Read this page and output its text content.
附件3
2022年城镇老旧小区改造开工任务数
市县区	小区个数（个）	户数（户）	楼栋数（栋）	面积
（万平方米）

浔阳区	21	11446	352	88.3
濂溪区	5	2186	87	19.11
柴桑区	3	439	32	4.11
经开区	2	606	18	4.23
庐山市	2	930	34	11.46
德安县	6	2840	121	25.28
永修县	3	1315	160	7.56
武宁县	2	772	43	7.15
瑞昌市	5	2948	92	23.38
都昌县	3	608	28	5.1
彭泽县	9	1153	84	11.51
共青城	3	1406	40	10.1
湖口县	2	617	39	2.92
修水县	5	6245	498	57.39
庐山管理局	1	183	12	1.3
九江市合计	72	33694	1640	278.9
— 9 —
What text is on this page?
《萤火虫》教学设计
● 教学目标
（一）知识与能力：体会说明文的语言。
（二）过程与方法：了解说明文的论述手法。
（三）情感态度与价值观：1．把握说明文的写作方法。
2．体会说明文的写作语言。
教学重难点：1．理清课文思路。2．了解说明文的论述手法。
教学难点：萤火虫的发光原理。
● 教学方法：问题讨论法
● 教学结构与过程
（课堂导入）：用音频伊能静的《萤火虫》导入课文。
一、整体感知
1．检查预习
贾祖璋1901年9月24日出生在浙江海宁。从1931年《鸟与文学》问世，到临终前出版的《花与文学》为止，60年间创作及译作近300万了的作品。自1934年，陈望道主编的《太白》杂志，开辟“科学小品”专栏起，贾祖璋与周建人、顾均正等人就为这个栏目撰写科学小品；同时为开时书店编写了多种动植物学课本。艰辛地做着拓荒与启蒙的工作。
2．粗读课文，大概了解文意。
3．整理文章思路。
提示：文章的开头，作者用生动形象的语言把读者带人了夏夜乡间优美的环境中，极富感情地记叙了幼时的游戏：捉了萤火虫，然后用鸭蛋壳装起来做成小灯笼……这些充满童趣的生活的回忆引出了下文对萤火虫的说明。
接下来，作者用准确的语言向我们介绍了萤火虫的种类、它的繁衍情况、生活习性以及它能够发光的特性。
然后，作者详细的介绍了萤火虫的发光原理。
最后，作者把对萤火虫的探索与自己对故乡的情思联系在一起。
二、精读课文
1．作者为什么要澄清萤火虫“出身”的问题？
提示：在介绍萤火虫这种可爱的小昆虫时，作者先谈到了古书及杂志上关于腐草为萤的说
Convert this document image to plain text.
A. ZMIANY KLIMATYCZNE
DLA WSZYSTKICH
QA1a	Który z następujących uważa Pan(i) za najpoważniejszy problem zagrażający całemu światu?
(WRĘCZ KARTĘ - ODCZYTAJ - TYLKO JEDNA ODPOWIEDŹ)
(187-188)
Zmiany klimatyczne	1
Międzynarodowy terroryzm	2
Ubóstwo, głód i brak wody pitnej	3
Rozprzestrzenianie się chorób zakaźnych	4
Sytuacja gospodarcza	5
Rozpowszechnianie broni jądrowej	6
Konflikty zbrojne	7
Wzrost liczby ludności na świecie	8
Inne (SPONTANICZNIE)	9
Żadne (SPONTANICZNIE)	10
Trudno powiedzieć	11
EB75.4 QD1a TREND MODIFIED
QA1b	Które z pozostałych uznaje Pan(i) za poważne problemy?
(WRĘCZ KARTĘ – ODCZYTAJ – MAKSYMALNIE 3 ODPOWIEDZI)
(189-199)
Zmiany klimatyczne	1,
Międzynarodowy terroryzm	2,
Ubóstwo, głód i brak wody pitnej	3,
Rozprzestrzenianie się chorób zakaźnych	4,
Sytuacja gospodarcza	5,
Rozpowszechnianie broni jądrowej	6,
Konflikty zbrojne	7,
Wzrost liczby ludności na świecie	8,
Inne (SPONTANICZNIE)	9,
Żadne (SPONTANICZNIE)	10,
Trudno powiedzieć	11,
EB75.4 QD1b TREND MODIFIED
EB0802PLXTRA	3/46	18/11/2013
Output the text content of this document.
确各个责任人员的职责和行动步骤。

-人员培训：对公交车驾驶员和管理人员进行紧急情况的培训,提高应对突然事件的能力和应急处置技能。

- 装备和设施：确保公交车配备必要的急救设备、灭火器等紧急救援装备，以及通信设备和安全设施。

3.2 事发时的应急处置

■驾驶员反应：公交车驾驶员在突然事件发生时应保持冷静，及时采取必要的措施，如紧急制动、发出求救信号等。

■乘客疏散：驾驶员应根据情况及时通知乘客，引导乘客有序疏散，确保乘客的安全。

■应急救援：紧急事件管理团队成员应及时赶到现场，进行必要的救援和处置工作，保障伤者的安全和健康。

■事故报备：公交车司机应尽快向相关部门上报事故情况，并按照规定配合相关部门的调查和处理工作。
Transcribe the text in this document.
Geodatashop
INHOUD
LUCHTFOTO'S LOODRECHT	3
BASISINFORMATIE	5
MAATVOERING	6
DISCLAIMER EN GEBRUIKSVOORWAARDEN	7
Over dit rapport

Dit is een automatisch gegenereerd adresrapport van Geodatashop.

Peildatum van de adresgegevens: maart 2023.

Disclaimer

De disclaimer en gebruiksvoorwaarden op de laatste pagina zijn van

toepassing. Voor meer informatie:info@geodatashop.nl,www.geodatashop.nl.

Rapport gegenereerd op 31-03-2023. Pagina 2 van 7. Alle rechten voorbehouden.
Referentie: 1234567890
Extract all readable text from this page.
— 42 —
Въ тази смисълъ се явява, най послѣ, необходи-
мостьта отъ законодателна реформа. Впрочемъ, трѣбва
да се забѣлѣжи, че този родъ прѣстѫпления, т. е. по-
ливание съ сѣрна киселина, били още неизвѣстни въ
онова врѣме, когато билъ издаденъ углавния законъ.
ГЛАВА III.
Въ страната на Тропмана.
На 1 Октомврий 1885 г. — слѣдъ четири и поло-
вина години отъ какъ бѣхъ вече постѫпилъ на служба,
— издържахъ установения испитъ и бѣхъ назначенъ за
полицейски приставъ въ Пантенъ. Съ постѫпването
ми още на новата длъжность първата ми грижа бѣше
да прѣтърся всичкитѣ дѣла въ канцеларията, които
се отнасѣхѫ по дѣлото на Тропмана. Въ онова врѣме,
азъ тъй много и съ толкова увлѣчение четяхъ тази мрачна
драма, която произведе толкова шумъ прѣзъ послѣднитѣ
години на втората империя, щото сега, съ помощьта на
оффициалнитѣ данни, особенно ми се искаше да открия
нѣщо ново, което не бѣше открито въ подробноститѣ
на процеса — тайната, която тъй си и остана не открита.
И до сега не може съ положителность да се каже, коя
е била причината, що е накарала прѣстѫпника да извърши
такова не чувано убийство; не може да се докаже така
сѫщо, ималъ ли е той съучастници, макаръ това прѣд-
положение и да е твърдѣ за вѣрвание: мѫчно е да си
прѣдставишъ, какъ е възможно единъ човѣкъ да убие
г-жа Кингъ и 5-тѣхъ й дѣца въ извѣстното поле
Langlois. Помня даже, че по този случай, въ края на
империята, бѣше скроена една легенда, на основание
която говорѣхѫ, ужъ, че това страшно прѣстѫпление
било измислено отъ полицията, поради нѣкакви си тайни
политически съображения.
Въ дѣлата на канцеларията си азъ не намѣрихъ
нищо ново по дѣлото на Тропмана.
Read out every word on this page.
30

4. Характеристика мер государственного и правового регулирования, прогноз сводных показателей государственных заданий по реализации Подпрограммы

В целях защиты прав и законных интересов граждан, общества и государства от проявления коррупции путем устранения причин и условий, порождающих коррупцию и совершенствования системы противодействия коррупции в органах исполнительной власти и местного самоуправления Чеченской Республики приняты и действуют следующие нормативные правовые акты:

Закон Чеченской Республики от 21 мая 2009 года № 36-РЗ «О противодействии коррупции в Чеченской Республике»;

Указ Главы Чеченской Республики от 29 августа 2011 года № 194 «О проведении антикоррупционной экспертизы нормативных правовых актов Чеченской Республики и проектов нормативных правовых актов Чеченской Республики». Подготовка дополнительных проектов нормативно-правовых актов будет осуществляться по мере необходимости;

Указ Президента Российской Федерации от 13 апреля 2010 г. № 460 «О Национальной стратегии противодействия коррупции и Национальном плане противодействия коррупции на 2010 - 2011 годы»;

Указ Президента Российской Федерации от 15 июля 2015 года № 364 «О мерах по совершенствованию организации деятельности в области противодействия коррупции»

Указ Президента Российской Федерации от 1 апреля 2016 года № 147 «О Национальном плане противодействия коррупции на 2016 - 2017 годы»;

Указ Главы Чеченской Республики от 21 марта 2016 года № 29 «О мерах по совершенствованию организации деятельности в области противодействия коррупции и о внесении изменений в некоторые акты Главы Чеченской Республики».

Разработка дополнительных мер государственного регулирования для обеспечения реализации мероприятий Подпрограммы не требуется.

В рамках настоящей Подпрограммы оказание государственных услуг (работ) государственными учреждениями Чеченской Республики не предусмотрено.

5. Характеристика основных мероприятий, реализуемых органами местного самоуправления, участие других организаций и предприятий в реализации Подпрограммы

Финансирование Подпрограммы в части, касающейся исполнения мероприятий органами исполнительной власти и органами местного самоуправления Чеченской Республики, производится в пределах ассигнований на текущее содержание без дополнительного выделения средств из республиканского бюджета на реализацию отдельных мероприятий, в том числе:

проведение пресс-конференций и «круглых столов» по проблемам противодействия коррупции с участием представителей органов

------------------------------

(YOUR TASK) In the records above, find each line holding "głód" and copy it.

(WRITTEN ANSWER)
Ubóstwo, głód i brak wody pitnej	3
Ubóstwo, głód i brak wody pitnej	3,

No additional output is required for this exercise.